What the task asks:
Search the data for the string "output" and extract every line where it appears.

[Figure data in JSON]
*****
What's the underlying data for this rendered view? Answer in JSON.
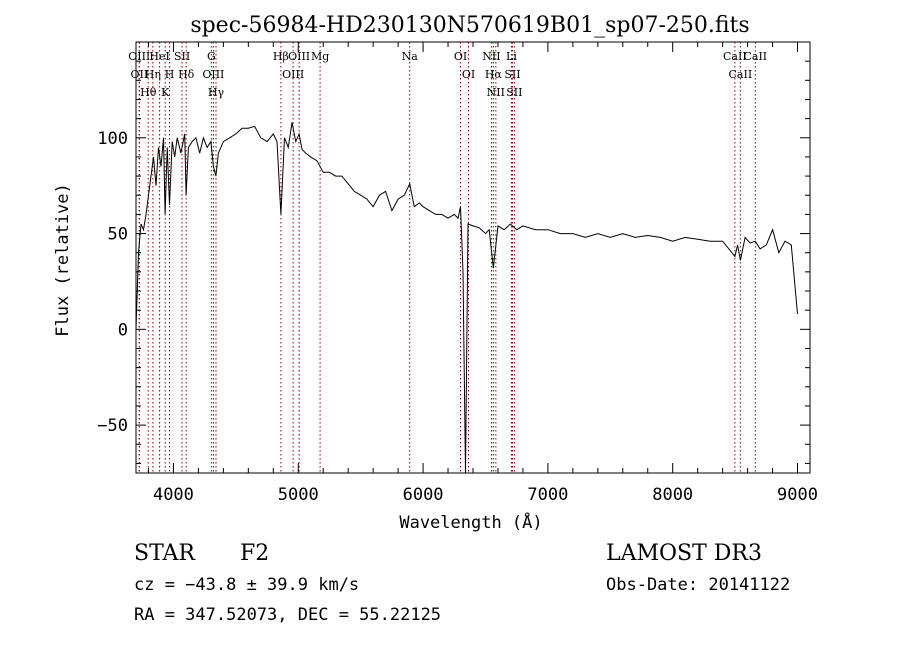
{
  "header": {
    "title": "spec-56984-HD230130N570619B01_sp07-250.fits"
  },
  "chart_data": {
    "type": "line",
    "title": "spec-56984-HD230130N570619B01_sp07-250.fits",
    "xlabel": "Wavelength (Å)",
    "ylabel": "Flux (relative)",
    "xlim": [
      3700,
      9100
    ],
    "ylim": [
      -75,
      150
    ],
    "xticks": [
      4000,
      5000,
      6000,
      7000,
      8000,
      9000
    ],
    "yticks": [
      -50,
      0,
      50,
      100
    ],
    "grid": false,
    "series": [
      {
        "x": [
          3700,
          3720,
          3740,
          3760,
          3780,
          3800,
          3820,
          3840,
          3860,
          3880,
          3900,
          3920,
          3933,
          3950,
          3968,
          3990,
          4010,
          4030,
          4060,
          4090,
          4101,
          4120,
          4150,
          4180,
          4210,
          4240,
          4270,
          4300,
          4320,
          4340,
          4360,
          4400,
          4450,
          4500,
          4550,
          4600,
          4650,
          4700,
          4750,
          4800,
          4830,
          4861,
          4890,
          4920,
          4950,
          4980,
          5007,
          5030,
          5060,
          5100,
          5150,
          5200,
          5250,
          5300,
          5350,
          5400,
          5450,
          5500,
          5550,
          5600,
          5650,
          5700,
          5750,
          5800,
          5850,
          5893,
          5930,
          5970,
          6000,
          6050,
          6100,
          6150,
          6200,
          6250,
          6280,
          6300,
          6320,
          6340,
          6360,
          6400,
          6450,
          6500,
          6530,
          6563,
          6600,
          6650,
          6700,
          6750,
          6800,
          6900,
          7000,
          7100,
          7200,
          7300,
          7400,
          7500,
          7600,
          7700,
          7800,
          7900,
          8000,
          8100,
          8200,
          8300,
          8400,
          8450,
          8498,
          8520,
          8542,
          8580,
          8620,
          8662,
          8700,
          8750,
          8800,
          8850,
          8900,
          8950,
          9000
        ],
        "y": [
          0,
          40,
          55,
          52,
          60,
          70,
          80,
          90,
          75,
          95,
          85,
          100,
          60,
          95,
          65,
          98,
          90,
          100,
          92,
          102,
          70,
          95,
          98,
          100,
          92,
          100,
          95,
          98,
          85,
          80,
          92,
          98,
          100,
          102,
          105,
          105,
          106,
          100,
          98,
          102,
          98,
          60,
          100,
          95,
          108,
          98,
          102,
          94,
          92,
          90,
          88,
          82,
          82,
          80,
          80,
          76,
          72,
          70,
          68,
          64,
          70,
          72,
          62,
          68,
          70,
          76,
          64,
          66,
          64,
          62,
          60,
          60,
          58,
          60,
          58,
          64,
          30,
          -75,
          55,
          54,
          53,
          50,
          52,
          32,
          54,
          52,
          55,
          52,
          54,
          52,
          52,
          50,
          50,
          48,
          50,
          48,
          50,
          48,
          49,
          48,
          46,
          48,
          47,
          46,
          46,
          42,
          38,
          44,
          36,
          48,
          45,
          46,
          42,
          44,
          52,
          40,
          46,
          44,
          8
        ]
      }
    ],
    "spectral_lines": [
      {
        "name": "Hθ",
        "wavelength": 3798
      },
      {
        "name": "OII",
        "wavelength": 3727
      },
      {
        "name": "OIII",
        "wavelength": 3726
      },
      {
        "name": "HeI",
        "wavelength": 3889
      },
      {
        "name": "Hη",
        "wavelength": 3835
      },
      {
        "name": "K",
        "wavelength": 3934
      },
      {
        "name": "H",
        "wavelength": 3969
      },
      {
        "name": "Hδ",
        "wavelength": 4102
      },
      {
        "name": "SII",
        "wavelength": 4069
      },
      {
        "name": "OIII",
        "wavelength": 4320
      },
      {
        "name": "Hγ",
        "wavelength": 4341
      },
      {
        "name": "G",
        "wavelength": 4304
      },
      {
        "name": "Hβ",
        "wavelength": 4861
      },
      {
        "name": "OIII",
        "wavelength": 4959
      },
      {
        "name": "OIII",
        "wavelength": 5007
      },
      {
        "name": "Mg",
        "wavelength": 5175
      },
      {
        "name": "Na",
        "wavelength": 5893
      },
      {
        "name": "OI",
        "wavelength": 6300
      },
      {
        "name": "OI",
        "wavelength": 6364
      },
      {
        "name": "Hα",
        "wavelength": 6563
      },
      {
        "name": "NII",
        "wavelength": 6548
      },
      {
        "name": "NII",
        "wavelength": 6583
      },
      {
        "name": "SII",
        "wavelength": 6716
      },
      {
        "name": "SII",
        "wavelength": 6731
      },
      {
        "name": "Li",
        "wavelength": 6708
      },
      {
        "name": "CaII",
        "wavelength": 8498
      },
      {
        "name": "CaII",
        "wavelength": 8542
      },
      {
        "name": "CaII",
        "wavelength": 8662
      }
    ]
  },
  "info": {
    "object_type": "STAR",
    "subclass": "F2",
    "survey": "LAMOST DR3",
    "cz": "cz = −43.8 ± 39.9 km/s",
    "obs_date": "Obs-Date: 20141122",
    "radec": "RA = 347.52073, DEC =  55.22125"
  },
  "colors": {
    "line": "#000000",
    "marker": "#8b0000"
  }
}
*****
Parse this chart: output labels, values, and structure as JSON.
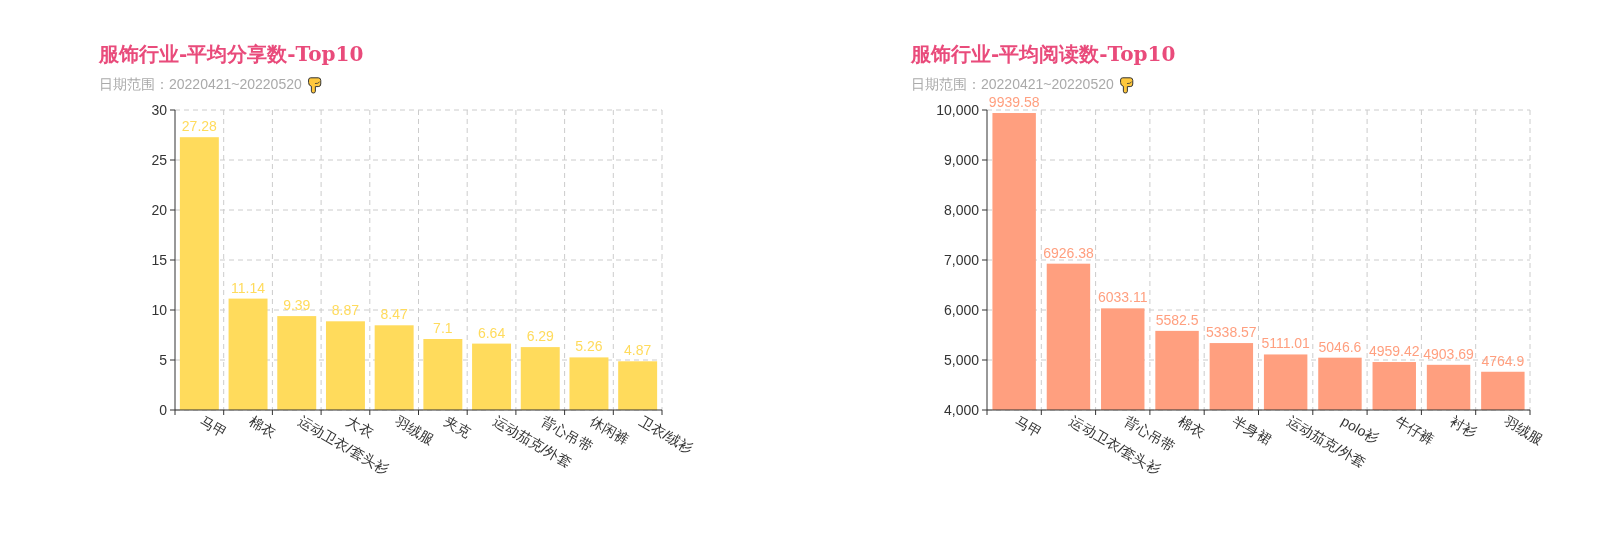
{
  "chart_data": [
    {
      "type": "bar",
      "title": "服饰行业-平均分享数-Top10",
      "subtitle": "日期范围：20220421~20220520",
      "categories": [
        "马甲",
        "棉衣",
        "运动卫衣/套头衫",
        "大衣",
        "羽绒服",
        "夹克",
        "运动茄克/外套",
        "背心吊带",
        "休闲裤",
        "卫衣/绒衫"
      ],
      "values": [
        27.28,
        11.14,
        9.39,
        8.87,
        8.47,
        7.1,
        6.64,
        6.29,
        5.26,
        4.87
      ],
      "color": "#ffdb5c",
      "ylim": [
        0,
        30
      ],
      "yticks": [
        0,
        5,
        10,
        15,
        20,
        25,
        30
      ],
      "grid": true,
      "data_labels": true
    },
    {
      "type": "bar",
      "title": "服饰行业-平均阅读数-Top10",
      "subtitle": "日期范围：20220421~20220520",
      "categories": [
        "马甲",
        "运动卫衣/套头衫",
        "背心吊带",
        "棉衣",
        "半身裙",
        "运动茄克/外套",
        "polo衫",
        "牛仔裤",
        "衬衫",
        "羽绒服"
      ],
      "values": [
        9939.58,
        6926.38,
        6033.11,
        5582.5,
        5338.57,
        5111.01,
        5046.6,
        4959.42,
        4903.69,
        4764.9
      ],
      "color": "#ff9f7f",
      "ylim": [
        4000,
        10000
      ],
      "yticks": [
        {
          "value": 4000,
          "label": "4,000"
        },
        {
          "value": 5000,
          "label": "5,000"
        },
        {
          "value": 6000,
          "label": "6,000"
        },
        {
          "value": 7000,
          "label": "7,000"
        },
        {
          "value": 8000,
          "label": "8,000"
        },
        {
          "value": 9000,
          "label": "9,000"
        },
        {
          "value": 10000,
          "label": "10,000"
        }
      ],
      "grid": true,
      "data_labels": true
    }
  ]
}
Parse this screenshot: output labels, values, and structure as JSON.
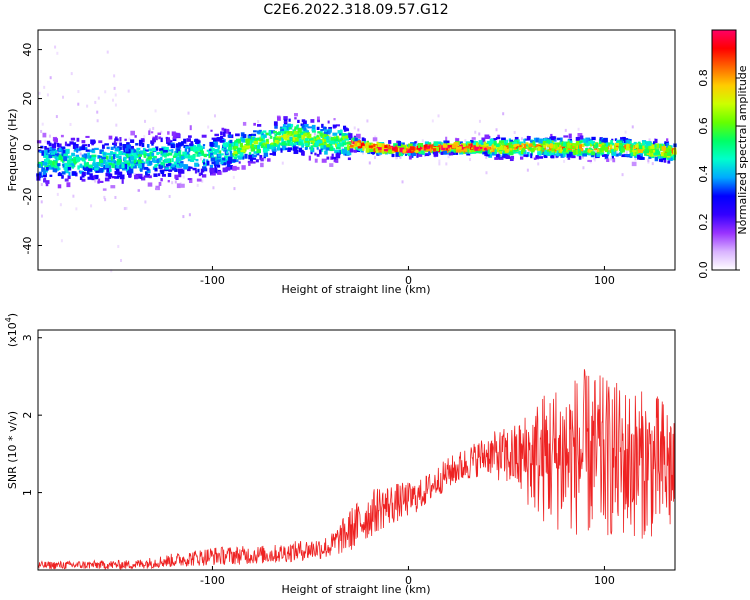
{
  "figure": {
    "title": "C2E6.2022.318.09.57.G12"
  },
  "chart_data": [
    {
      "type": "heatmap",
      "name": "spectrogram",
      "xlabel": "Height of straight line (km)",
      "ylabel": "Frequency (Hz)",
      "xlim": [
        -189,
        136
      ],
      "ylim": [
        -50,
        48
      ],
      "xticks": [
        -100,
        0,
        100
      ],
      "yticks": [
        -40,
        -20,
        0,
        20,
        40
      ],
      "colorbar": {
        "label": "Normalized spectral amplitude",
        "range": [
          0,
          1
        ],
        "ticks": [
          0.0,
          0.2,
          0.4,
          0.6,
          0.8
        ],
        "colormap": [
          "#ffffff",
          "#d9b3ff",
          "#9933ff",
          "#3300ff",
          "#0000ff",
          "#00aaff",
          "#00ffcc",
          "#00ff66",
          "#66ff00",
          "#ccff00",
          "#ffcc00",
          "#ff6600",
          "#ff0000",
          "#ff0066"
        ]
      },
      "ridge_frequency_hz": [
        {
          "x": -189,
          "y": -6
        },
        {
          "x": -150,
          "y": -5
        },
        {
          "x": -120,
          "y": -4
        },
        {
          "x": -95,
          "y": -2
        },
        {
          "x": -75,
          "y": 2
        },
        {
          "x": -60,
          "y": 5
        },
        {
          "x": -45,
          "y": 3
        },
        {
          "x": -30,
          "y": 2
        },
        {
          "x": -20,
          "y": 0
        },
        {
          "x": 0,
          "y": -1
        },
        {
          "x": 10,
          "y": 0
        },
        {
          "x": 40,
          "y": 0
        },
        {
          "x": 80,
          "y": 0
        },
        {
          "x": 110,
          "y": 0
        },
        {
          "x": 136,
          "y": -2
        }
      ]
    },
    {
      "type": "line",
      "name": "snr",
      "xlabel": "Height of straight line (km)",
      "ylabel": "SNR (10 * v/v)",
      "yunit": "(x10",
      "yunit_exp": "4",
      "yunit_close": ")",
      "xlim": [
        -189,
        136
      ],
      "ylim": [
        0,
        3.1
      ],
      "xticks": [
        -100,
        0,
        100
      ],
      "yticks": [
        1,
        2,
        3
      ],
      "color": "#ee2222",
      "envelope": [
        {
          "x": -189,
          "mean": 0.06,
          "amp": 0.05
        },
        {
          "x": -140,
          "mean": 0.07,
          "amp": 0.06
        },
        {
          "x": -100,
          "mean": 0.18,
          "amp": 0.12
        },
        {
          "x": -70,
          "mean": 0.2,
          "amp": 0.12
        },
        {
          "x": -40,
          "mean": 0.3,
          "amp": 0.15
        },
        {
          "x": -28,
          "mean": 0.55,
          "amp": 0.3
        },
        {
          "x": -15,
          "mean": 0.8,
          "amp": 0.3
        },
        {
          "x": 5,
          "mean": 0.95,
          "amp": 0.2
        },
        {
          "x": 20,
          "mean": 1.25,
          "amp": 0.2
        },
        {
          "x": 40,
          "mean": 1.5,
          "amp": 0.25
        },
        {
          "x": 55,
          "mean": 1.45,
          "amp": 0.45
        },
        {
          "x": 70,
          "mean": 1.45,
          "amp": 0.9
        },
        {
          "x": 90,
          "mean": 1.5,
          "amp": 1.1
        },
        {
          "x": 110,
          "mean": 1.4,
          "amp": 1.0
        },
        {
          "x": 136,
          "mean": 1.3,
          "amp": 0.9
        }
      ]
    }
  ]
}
*****
Problem solution:
Parse this chart: output labels, values, and structure as JSON.
Parse this screenshot: output labels, values, and structure as JSON.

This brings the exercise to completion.